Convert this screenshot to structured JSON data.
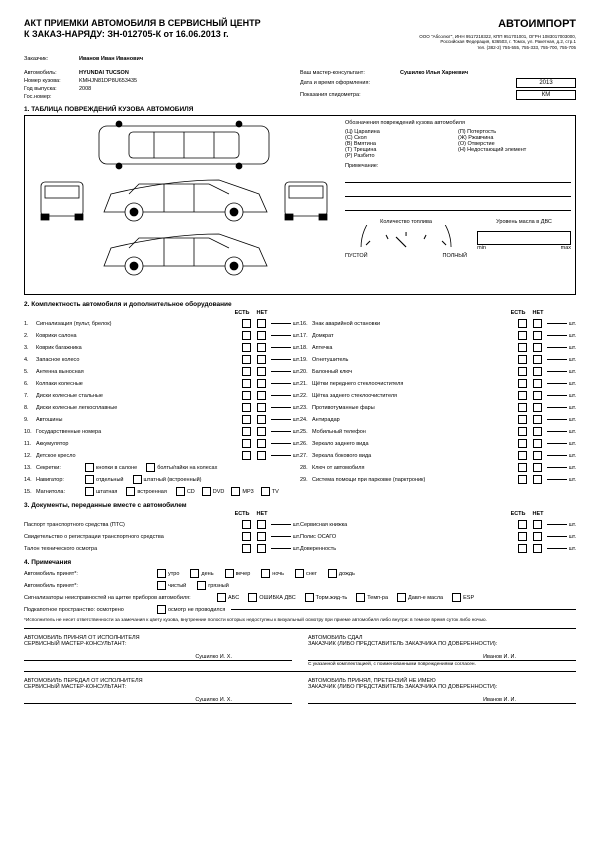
{
  "header": {
    "title_line1": "АКТ ПРИЕМКИ АВТОМОБИЛЯ В СЕРВИСНЫЙ ЦЕНТР",
    "title_line2": "К ЗАКАЗ-НАРЯДУ:   ЗН-012705-К от 16.06.2013 г.",
    "company": "АВТОИМПОРТ",
    "company_info1": "ООО \"Абсолют\", ИНН 9517218322, КПП 951701001, ОГРН 1083017003000,",
    "company_info2": "Российская Федерация, 636503, г. Томск, ул. Ракетная, д.2, стр.1",
    "company_info3": "тел. (382-2) 755-555, 755-333, 755-700, 755-705"
  },
  "customer": {
    "label": "Заказчик:",
    "name": "Иванов Иван Иванович"
  },
  "car": {
    "make_label": "Автомобиль:",
    "make": "HYUNDAI TUCSON",
    "vin_label": "Номер кузова:",
    "vin": "KMHJN81DP8U653435",
    "year_label": "Год выпуска:",
    "year": "2008",
    "plate_label": "Гос.номер:"
  },
  "consultant": {
    "label": "Ваш мастер-консультант:",
    "name": "Сушилко Илья Харневич",
    "date_label": "Дата и время оформления:",
    "date_box": "2013",
    "odo_label": "Показания спидометра:",
    "odo_unit": "КМ"
  },
  "section1_title": "1. ТАБЛИЦА ПОВРЕЖДЕНИЙ КУЗОВА АВТОМОБИЛЯ",
  "damage_legend": {
    "title": "Обозначения повреждений кузова автомобиля",
    "col1": [
      "(Ц)   Царапина",
      "(С)   Скол",
      "(В)   Вмятина",
      "(Т)   Трещина",
      "(Р)   Разбито"
    ],
    "col2": [
      "(П)   Потертость",
      "(Ж)   Ржавчина",
      "(О)   Отверстие",
      "(Н)   Недостающий элемент"
    ],
    "note_label": "Примечание:",
    "fuel_label": "Количество топлива",
    "empty": "ПУСТОЙ",
    "full": "ПОЛНЫЙ",
    "oil_label": "Уровень масла в ДВС",
    "min": "min",
    "max": "max"
  },
  "section2_title": "2.   Комплектность автомобиля и дополнительное оборудование",
  "eq_headers": {
    "yes": "ЕСТЬ",
    "no": "НЕТ",
    "qty": ""
  },
  "equipment_left": [
    {
      "n": "1.",
      "name": "Сигнализация (пульт, брелок)"
    },
    {
      "n": "2.",
      "name": "Коврики салона"
    },
    {
      "n": "3.",
      "name": "Коврик багажника"
    },
    {
      "n": "4.",
      "name": "Запасное колесо"
    },
    {
      "n": "5.",
      "name": "Антенна выносная"
    },
    {
      "n": "6.",
      "name": "Колпаки колесные"
    },
    {
      "n": "7.",
      "name": "Диски колесные стальные"
    },
    {
      "n": "8.",
      "name": "Диски колесные легкосплавные"
    },
    {
      "n": "9.",
      "name": "Автошины"
    },
    {
      "n": "10.",
      "name": "Государственные номера"
    },
    {
      "n": "11.",
      "name": "Аккумулятор"
    },
    {
      "n": "12.",
      "name": "Детское кресло"
    }
  ],
  "equipment_left_extra": [
    {
      "n": "13.",
      "name": "Секретки:",
      "opts": [
        "кнопки в салоне",
        "болты/гайки на колесах"
      ]
    },
    {
      "n": "14.",
      "name": "Навигатор:",
      "opts": [
        "отдельный",
        "штатный (встроенный)"
      ]
    },
    {
      "n": "15.",
      "name": "Магнитола:",
      "opts": [
        "штатная",
        "встроенная"
      ],
      "media": [
        "CD",
        "DVD",
        "MP3",
        "TV"
      ]
    }
  ],
  "equipment_right": [
    {
      "n": "16.",
      "name": "Знак аварийной остановки"
    },
    {
      "n": "17.",
      "name": "Домкрат"
    },
    {
      "n": "18.",
      "name": "Аптечка"
    },
    {
      "n": "19.",
      "name": "Огнетушитель"
    },
    {
      "n": "20.",
      "name": "Балонный ключ"
    },
    {
      "n": "21.",
      "name": "Щётки переднего стеклоочистителя"
    },
    {
      "n": "22.",
      "name": "Щётка заднего стеклоочистителя"
    },
    {
      "n": "23.",
      "name": "Противотуманные фары"
    },
    {
      "n": "24.",
      "name": "Антирадар"
    },
    {
      "n": "25.",
      "name": "Мобильный телефон"
    },
    {
      "n": "26.",
      "name": "Зеркало заднего вида"
    },
    {
      "n": "27.",
      "name": "Зеркала бокового вида"
    },
    {
      "n": "28.",
      "name": "Ключ от автомобиля"
    },
    {
      "n": "29.",
      "name": "Система помощи при парковке (парктроник)"
    }
  ],
  "section3_title": "3.   Документы, переданные вместе с автомобилем",
  "docs_left": [
    "Паспорт транспортного средства (ПТС)",
    "Свидетельство о регистрации транспортного средства",
    "Талон технического осмотра"
  ],
  "docs_right": [
    "Сервисная книжка",
    "Полис ОСАГО",
    "Доверенность"
  ],
  "section4_title": "4.   Примечания",
  "notes": {
    "row1_label": "Автомобиль принят*:",
    "row1_opts": [
      "утро",
      "день",
      "вечер",
      "ночь",
      "снег",
      "дождь"
    ],
    "row2_label": "Автомобиль принят*:",
    "row2_opts": [
      "чистый",
      "грязный"
    ],
    "row3_label": "Сигнализаторы неисправностей на щитке приборов автомобиля:",
    "row3_opts": [
      "АБС",
      "ОШИБКА ДВС",
      "Торм.жид-ть",
      "Темп-ра",
      "Давл-е масла",
      "ESP"
    ],
    "row4_label": "Подкапотное пространство:   осмотрено",
    "row4_opt": "осмотр не проводился",
    "disclaimer": "*Исполнитель не несет ответственности за замечания к цвету кузова, внутренние полости которых недоступны к визуальный осмотру при приеме автомобиля либо внутри: в темное время суток либо ночью."
  },
  "signatures": {
    "s1_l1": "АВТОМОБИЛЬ ПРИНЯЛ ОТ ИСПОЛНИТЕЛЯ",
    "s1_l2": "СЕРВИСНЫЙ МАСТЕР-КОНСУЛЬТАНТ:",
    "s1_name": "Сушилко И. Х.",
    "s2_l1": "АВТОМОБИЛЬ СДАЛ",
    "s2_l2": "ЗАКАЗЧИК (ЛИБО ПРЕДСТАВИТЕЛЬ ЗАКАЗЧИКА ПО ДОВЕРЕННОСТИ):",
    "s2_name": "Иванов И. И.",
    "s2_note": "С указанной комплектацией, с поименованными повреждениями согласен.",
    "s3_l1": "АВТОМОБИЛЬ ПЕРЕДАЛ ОТ ИСПОЛНИТЕЛЯ",
    "s3_l2": "СЕРВИСНЫЙ МАСТЕР-КОНСУЛЬТАНТ:",
    "s3_name": "Сушилко И. Х.",
    "s4_l1": "АВТОМОБИЛЬ ПРИНЯЛ, ПРЕТЕНЗИЙ НЕ ИМЕЮ",
    "s4_l2": "ЗАКАЗЧИК (ЛИБО ПРЕДСТАВИТЕЛЬ ЗАКАЗЧИКА ПО ДОВЕРЕННОСТИ):",
    "s4_name": "Иванов И. И."
  },
  "unit": "шт."
}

= = = = = = =

*The request*: Search the entries for the string "ПРЕДСТАВИТЕЛЬ" and collect each line that has it.

*Exercise result*:
    "s2_l2": "ЗАКАЗЧИК (ЛИБО ПРЕДСТАВИТЕЛЬ ЗАКАЗЧИКА ПО ДОВЕРЕННОСТИ):",
    "s4_l2": "ЗАКАЗЧИК (ЛИБО ПРЕДСТАВИТЕЛЬ ЗАКАЗЧИКА ПО ДОВЕРЕННОСТИ):",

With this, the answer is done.